■ **TO DO**
Extract every line that contains the word "title".

■ **Data items**

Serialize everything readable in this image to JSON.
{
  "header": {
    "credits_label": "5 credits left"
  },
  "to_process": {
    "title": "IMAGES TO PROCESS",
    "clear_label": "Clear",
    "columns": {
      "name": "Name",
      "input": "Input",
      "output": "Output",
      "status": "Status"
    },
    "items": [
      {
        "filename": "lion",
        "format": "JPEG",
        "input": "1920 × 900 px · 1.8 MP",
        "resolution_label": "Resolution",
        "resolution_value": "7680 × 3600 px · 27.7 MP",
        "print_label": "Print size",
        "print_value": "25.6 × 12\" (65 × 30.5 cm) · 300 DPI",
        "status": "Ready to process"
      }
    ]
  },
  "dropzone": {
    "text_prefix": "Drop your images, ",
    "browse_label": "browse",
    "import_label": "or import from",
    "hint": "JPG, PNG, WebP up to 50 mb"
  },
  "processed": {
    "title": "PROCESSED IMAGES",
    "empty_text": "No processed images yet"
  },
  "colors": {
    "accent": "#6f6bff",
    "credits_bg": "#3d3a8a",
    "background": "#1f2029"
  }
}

■ **ANSWER TO THIS PROBLEM**
    "title": "IMAGES TO PROCESS",
    "title": "PROCESSED IMAGES",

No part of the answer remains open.